PROBLEM DETAILS:
Give the number of lines holding the string "object" and nothing more.

--- Begin DATA LINES ---

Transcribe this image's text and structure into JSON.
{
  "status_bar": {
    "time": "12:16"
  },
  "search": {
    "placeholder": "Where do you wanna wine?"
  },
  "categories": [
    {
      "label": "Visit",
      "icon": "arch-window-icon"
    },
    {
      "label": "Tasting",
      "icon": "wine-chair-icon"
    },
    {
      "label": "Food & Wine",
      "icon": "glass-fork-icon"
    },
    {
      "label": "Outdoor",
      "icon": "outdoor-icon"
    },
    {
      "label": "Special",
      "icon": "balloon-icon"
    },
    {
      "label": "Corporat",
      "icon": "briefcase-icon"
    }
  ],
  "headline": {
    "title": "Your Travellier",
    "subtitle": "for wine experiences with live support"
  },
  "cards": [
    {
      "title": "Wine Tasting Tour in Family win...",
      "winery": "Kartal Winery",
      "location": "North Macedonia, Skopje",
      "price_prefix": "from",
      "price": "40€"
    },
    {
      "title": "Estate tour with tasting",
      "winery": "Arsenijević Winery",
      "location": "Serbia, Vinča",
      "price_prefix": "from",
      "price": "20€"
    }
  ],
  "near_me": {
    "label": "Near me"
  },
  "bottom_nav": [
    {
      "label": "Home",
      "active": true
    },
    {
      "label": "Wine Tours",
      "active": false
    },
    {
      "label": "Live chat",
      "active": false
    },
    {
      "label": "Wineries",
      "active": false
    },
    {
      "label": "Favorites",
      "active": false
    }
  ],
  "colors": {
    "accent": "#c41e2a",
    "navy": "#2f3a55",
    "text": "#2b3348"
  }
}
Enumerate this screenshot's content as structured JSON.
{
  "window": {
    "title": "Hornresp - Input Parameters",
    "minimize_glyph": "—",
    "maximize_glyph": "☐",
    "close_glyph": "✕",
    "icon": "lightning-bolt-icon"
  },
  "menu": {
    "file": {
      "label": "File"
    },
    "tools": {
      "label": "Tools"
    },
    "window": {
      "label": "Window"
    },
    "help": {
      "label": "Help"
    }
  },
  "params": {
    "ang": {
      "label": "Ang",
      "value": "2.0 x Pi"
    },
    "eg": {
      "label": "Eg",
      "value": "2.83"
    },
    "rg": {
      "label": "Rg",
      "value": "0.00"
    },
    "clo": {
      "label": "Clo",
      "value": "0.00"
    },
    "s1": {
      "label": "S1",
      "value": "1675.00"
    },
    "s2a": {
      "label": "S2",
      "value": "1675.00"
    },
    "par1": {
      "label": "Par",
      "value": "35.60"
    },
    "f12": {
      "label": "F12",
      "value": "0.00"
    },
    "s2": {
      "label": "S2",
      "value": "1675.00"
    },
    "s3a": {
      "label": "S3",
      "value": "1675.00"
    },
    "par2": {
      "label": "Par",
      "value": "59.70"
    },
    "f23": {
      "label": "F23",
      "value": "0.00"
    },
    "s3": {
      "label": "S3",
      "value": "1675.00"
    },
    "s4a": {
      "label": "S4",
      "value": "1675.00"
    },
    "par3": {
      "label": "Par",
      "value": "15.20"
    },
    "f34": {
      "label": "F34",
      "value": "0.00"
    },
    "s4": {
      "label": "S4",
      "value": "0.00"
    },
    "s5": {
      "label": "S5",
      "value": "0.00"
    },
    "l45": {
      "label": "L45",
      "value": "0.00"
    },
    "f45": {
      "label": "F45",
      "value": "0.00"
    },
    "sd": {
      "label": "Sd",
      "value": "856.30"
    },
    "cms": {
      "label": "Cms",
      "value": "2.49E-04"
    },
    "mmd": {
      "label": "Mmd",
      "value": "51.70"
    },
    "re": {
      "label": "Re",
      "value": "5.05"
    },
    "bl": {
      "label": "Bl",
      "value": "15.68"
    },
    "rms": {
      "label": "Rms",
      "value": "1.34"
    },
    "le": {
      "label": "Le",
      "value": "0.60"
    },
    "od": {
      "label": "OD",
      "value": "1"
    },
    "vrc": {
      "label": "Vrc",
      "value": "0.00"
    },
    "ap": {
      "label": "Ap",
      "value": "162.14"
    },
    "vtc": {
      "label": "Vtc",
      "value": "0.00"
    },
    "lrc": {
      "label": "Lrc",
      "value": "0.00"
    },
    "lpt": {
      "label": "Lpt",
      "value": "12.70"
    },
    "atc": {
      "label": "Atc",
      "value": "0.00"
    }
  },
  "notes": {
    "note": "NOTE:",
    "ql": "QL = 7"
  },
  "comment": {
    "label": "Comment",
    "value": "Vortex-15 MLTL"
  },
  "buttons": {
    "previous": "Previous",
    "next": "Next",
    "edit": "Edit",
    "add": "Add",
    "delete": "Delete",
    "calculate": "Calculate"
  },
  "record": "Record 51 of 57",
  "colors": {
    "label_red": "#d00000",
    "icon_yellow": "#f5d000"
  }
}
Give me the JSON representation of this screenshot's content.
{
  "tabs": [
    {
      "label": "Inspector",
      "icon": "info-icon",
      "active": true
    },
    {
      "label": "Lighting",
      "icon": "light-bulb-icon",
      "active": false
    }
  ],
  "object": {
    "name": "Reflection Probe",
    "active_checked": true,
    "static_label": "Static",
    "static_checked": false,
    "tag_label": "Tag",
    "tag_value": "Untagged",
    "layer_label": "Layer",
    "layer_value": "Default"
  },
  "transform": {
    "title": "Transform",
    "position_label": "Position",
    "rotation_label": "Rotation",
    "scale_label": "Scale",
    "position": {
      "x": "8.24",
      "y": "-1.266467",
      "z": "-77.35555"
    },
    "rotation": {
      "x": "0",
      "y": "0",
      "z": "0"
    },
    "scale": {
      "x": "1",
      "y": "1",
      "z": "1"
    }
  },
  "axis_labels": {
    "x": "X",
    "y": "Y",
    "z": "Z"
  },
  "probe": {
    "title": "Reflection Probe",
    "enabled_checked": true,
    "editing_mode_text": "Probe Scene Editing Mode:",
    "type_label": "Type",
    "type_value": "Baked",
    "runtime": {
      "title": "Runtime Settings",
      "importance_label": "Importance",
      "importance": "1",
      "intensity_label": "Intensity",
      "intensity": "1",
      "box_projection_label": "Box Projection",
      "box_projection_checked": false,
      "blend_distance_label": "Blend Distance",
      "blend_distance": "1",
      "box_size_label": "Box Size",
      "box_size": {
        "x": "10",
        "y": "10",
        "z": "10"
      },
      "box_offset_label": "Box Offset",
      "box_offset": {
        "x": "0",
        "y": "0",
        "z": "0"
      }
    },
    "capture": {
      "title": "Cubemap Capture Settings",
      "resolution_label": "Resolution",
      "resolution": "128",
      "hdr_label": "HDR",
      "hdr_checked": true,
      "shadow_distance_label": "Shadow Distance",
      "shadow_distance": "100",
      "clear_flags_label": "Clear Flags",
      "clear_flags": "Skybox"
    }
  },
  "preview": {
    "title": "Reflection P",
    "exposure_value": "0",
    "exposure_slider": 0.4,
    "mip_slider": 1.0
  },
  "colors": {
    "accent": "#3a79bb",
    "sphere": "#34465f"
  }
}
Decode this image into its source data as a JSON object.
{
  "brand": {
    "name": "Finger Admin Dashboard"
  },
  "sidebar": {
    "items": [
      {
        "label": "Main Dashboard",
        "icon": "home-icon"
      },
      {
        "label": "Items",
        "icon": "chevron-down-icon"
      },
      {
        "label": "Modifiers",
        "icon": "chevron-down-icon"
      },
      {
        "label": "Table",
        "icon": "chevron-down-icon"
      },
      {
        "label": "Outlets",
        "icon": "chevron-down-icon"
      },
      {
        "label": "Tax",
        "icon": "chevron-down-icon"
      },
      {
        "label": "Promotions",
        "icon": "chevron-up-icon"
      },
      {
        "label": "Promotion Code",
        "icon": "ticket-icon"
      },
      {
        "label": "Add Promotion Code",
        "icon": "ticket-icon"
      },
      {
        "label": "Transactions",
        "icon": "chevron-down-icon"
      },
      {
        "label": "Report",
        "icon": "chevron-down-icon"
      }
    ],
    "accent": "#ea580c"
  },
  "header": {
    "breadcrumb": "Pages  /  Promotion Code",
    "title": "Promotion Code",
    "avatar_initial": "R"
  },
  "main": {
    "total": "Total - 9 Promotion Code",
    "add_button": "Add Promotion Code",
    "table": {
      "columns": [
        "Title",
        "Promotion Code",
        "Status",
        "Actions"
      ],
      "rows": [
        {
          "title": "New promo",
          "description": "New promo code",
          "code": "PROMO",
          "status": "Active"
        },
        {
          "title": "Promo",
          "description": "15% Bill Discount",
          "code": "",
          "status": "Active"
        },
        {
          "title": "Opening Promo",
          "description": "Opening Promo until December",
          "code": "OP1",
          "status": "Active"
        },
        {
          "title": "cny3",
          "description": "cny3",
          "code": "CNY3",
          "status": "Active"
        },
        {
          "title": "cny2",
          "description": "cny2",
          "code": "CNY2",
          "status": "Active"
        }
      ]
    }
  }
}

--- End DATA LINES ---

TASK ANSWER:
2